### MATERIAL SHOWN ###

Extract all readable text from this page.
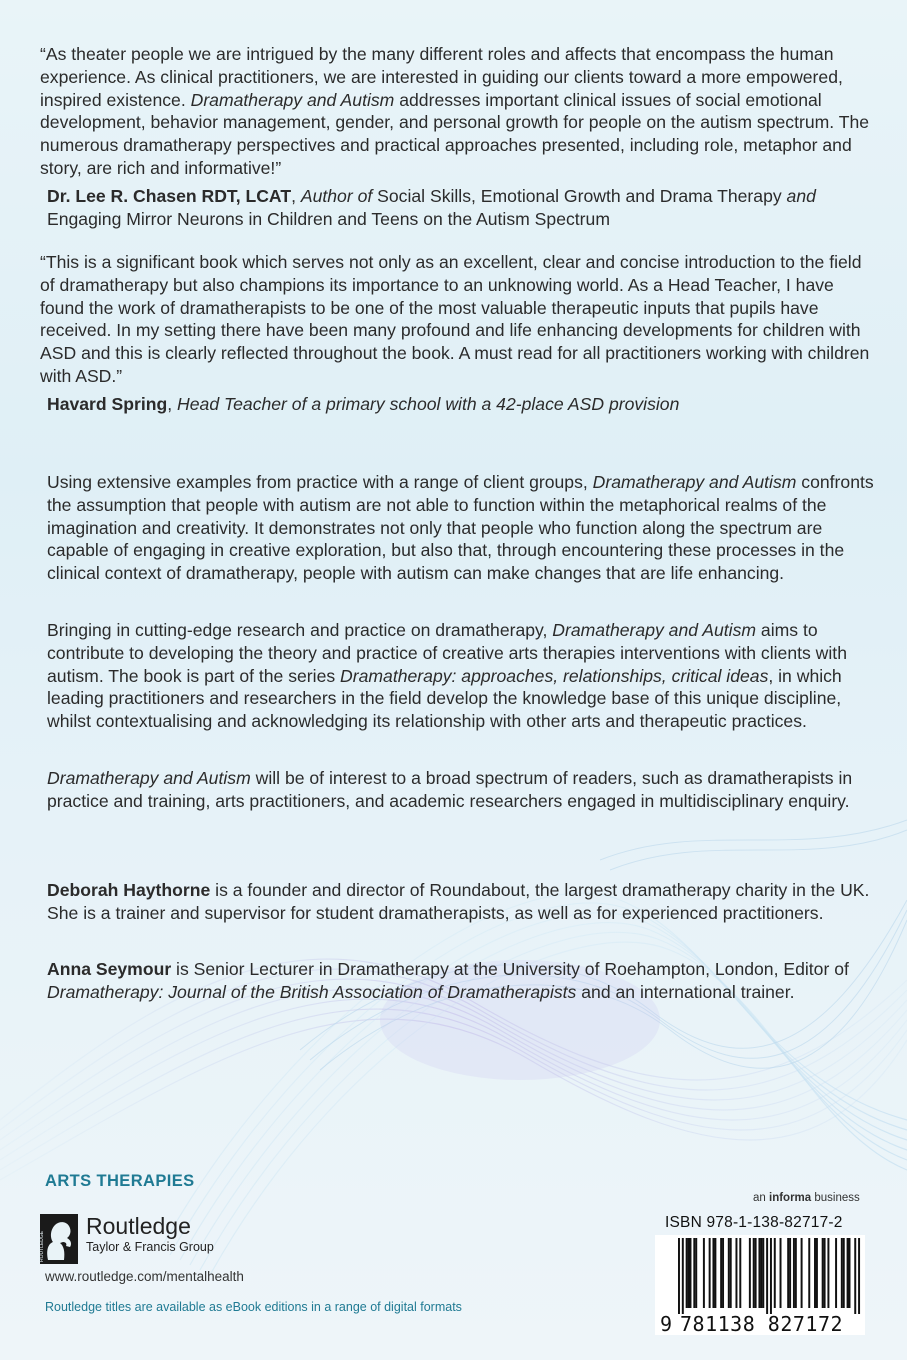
“As theater people we are intrigued by the many different roles and affects that encompass the human experience. As clinical practitioners, we are interested in guiding our clients toward a more empowered, inspired existence. Dramatherapy and Autism addresses important clinical issues of social emotional development, behavior management, gender, and personal growth for people on the autism spectrum. The numerous dramatherapy perspectives and practical approaches presented, including role, metaphor and story, are rich and informative!”

Dr. Lee R. Chasen RDT, LCAT, Author of Social Skills, Emotional Growth and Drama Therapy and Engaging Mirror Neurons in Children and Teens on the Autism Spectrum

“This is a significant book which serves not only as an excellent, clear and concise introduction to the field of dramatherapy but also champions its importance to an unknowing world. As a Head Teacher, I have found the work of dramatherapists to be one of the most valuable therapeutic inputs that pupils have received. In my setting there have been many profound and life enhancing developments for children with ASD and this is clearly reflected throughout the book. A must read for all practitioners working with children with ASD.”

Havard Spring, Head Teacher of a primary school with a 42-place ASD provision

Using extensive examples from practice with a range of client groups, Dramatherapy and Autism confronts the assumption that people with autism are not able to function within the metaphorical realms of the imagination and creativity. It demonstrates not only that people who function along the spectrum are capable of engaging in creative exploration, but also that, through encountering these processes in the clinical context of dramatherapy, people with autism can make changes that are life enhancing.

Bringing in cutting-edge research and practice on dramatherapy, Dramatherapy and Autism aims to contribute to developing the theory and practice of creative arts therapies interventions with clients with autism. The book is part of the series Dramatherapy: approaches, relationships, critical ideas, in which leading practitioners and researchers in the field develop the knowledge base of this unique discipline, whilst contextualising and acknowledging its relationship with other arts and therapeutic practices.

Dramatherapy and Autism will be of interest to a broad spectrum of readers, such as dramatherapists in practice and training, arts practitioners, and academic researchers engaged in multidisciplinary enquiry.

Deborah Haythorne is a founder and director of Roundabout, the largest dramatherapy charity in the UK. She is a trainer and supervisor for student dramatherapists, as well as for experienced practitioners.

Anna Seymour is Senior Lecturer in Dramatherapy at the University of Roehampton, London, Editor of Dramatherapy: Journal of the British Association of Dramatherapists and an international trainer.

ARTS THERAPIES
ROUTLEDGE
Routledge
Taylor & Francis Group
www.routledge.com/mentalhealth
Routledge titles are available as eBook editions in a range of digital formats
an informa business
ISBN 978-1-138-82717-2
9 781138 827172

###

■ PROBLEM TO WORK ON
Reproduce all the records verbatim, excluding images.

■ TASK OUTPUT
Extract all readable text from this page.
“As theater people we are intrigued by the many different roles and affects that encompass the human experience. As clinical practitioners, we are interested in guiding our clients toward a more empowered, inspired existence. Dramatherapy and Autism addresses important clinical issues of social emotional development, behavior management, gender, and personal growth for people on the autism spectrum. The numerous dramatherapy perspectives and practical approaches presented, including role, metaphor and story, are rich and informative!”

Dr. Lee R. Chasen RDT, LCAT, Author of Social Skills, Emotional Growth and Drama Therapy and Engaging Mirror Neurons in Children and Teens on the Autism Spectrum

“This is a significant book which serves not only as an excellent, clear and concise introduction to the field of dramatherapy but also champions its importance to an unknowing world. As a Head Teacher, I have found the work of dramatherapists to be one of the most valuable therapeutic inputs that pupils have received. In my setting there have been many profound and life enhancing developments for children with ASD and this is clearly reflected throughout the book. A must read for all practitioners working with children with ASD.”

Havard Spring, Head Teacher of a primary school with a 42-place ASD provision

Using extensive examples from practice with a range of client groups, Dramatherapy and Autism confronts the assumption that people with autism are not able to function within the metaphorical realms of the imagination and creativity. It demonstrates not only that people who function along the spectrum are capable of engaging in creative exploration, but also that, through encountering these processes in the clinical context of dramatherapy, people with autism can make changes that are life enhancing.

Bringing in cutting-edge research and practice on dramatherapy, Dramatherapy and Autism aims to contribute to developing the theory and practice of creative arts therapies interventions with clients with autism. The book is part of the series Dramatherapy: approaches, relationships, critical ideas, in which leading practitioners and researchers in the field develop the knowledge base of this unique discipline, whilst contextualising and acknowledging its relationship with other arts and therapeutic practices.

Dramatherapy and Autism will be of interest to a broad spectrum of readers, such as dramatherapists in practice and training, arts practitioners, and academic researchers engaged in multidisciplinary enquiry.

Deborah Haythorne is a founder and director of Roundabout, the largest dramatherapy charity in the UK. She is a trainer and supervisor for student dramatherapists, as well as for experienced practitioners.

Anna Seymour is Senior Lecturer in Dramatherapy at the University of Roehampton, London, Editor of Dramatherapy: Journal of the British Association of Dramatherapists and an international trainer.

ARTS THERAPIES
ROUTLEDGE
Routledge
Taylor & Francis Group
www.routledge.com/mentalhealth
Routledge titles are available as eBook editions in a range of digital formats
an informa business
ISBN 978-1-138-82717-2
9 781138 827172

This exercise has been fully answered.